**Data to process:**
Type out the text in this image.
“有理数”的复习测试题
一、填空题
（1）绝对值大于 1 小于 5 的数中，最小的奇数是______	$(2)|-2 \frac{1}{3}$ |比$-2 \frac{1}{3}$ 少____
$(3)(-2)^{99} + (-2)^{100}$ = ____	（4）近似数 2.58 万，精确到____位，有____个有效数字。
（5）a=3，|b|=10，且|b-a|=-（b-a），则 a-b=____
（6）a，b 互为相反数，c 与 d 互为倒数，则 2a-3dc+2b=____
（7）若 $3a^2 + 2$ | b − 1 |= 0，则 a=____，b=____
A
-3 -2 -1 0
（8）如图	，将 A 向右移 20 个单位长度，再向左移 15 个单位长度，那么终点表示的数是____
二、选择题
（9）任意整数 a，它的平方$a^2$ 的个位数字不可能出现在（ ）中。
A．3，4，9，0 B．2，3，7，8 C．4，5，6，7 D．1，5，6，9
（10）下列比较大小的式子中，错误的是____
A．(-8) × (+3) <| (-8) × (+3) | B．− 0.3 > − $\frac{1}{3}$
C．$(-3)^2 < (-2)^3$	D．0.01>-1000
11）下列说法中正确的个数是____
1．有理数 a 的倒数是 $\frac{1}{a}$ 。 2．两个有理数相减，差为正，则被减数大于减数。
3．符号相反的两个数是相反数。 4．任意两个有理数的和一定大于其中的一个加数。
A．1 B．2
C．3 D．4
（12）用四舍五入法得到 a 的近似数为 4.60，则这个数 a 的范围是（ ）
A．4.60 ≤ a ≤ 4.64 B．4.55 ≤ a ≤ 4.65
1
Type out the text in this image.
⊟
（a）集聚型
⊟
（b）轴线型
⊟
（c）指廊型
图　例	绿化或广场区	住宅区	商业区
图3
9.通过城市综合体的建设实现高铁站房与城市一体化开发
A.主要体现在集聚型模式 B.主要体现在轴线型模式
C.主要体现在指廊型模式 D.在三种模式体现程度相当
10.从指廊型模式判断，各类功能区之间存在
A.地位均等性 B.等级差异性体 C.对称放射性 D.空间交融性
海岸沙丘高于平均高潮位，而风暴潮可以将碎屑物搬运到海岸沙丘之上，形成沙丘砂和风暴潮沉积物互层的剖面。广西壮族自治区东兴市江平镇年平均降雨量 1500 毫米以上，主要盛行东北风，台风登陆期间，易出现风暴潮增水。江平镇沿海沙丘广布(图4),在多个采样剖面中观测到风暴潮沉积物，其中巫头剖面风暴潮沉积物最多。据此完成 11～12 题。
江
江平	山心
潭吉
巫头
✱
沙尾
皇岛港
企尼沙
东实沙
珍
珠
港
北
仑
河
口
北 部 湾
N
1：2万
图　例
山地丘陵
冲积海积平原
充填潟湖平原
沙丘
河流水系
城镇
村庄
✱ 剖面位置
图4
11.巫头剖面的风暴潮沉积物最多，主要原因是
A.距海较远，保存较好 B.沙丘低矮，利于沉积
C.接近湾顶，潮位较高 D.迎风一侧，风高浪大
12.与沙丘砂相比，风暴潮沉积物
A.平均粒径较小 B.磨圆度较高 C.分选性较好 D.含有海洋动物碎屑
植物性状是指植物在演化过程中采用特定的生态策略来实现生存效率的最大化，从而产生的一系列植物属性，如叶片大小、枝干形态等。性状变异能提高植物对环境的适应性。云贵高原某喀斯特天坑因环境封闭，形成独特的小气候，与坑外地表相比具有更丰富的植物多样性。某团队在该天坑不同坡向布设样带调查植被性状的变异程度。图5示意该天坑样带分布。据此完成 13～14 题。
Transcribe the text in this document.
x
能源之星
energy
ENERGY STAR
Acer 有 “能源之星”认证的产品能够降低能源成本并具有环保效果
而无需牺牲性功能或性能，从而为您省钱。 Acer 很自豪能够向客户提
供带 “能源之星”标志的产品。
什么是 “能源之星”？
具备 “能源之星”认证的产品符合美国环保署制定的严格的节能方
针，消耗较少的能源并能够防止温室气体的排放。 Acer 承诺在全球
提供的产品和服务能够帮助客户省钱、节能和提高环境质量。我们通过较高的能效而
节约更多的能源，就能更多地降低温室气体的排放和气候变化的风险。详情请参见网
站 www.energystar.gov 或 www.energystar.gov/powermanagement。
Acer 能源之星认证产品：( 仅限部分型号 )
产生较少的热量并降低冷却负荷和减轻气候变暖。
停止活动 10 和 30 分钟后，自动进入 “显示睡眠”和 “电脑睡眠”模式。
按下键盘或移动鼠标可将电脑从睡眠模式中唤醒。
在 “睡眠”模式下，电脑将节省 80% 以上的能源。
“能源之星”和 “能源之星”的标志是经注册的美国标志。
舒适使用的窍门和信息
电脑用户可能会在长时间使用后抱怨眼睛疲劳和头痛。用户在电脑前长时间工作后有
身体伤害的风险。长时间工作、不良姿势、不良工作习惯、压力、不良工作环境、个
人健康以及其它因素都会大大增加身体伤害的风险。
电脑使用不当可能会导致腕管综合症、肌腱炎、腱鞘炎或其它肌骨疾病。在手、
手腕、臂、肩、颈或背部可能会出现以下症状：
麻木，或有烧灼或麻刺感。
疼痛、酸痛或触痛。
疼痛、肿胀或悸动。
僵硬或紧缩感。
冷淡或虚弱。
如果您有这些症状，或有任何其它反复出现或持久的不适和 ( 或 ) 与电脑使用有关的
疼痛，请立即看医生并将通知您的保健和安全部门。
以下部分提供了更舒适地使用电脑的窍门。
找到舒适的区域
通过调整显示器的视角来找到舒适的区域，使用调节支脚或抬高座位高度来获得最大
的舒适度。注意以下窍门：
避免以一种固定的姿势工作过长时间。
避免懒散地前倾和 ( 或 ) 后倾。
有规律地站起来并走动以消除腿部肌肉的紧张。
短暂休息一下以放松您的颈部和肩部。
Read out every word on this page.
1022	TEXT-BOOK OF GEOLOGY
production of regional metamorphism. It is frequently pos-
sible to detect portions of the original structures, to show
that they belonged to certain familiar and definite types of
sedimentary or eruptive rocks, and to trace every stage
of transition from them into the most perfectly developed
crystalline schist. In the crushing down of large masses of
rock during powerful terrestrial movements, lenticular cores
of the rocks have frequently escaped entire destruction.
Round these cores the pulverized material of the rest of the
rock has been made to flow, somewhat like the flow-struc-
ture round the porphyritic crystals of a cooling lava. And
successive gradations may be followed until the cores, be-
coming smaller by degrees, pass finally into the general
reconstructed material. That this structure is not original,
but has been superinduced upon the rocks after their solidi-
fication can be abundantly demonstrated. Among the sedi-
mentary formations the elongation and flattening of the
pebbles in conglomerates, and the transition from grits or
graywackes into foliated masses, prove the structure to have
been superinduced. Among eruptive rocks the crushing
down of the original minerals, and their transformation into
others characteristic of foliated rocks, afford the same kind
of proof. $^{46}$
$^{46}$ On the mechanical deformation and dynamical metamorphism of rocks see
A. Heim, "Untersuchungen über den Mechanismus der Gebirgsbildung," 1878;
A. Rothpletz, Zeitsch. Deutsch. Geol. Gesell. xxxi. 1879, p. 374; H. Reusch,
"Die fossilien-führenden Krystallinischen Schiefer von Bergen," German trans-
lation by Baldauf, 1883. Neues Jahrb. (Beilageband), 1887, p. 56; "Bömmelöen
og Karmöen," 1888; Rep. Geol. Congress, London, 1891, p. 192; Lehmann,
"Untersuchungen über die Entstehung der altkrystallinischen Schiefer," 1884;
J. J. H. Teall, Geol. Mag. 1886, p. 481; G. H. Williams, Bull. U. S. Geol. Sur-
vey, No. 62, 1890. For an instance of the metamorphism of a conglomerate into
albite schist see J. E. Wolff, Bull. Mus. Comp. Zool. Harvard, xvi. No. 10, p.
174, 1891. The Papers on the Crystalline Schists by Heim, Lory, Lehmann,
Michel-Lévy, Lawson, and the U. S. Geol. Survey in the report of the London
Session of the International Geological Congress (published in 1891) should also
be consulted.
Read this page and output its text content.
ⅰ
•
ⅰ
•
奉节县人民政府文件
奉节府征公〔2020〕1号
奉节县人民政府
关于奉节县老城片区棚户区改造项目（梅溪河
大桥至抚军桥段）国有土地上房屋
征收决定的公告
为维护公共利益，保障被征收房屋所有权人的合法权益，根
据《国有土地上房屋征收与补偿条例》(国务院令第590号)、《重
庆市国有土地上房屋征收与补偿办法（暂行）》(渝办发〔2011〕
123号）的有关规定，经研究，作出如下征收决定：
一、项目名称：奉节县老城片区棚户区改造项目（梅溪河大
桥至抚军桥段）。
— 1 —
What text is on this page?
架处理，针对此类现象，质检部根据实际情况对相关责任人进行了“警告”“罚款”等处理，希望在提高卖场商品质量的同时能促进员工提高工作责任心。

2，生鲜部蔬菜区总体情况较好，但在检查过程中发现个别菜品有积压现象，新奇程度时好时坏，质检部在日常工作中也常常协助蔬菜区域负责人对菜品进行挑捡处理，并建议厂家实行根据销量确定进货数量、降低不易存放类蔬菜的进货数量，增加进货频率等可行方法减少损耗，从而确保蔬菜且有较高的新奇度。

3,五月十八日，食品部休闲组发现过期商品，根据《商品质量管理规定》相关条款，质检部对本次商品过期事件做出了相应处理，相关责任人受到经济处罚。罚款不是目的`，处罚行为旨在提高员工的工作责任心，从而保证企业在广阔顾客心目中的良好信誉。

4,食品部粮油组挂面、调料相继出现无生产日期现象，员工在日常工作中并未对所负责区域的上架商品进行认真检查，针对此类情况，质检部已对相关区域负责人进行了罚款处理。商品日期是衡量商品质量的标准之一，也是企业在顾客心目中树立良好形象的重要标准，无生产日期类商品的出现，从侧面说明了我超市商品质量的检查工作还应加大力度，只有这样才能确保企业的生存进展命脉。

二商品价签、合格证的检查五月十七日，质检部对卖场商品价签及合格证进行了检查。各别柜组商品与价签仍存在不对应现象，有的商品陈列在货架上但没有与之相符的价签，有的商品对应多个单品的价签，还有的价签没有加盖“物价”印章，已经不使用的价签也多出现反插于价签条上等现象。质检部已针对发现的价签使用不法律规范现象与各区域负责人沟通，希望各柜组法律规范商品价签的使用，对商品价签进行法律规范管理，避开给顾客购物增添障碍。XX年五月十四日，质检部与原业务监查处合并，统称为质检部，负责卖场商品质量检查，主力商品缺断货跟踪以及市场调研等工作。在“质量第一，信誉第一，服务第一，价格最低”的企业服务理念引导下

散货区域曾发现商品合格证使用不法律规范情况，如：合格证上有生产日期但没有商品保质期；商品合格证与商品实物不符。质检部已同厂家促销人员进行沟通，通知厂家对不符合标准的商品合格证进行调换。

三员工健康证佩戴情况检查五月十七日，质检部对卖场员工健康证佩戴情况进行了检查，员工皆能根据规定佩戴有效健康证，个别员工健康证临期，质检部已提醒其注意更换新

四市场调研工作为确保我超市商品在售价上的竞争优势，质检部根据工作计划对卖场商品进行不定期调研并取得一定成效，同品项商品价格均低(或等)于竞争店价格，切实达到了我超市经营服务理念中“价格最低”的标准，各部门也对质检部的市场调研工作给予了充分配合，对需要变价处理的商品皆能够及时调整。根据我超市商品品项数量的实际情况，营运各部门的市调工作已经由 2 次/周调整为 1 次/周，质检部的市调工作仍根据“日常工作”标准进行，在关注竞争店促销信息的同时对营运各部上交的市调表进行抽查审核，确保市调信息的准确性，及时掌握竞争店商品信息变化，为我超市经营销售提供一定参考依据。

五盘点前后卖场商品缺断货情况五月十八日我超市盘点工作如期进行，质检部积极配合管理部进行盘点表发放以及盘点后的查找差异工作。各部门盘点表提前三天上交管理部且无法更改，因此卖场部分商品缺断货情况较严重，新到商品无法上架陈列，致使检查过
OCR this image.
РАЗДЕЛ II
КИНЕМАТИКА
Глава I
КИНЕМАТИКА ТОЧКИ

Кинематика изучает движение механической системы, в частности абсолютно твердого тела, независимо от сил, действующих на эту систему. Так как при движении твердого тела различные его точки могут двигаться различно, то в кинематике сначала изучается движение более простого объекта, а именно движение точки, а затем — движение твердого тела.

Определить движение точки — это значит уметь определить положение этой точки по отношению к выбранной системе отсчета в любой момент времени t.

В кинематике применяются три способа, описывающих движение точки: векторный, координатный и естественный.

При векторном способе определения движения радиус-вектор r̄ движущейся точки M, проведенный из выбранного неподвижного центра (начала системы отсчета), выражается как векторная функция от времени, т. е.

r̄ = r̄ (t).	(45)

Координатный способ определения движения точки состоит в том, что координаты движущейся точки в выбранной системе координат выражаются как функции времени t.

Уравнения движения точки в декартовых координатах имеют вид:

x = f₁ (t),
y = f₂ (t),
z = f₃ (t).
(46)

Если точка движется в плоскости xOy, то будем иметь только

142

**Exercise directions:**
Which lines hold the word "metamorphism"? Copy each of them from the records.

**Result:**
production of regional metamorphism. It is frequently pos-
$^{46}$ On the mechanical deformation and dynamical metamorphism of rocks see
vey, No. 62, 1890. For an instance of the metamorphism of a conglomerate into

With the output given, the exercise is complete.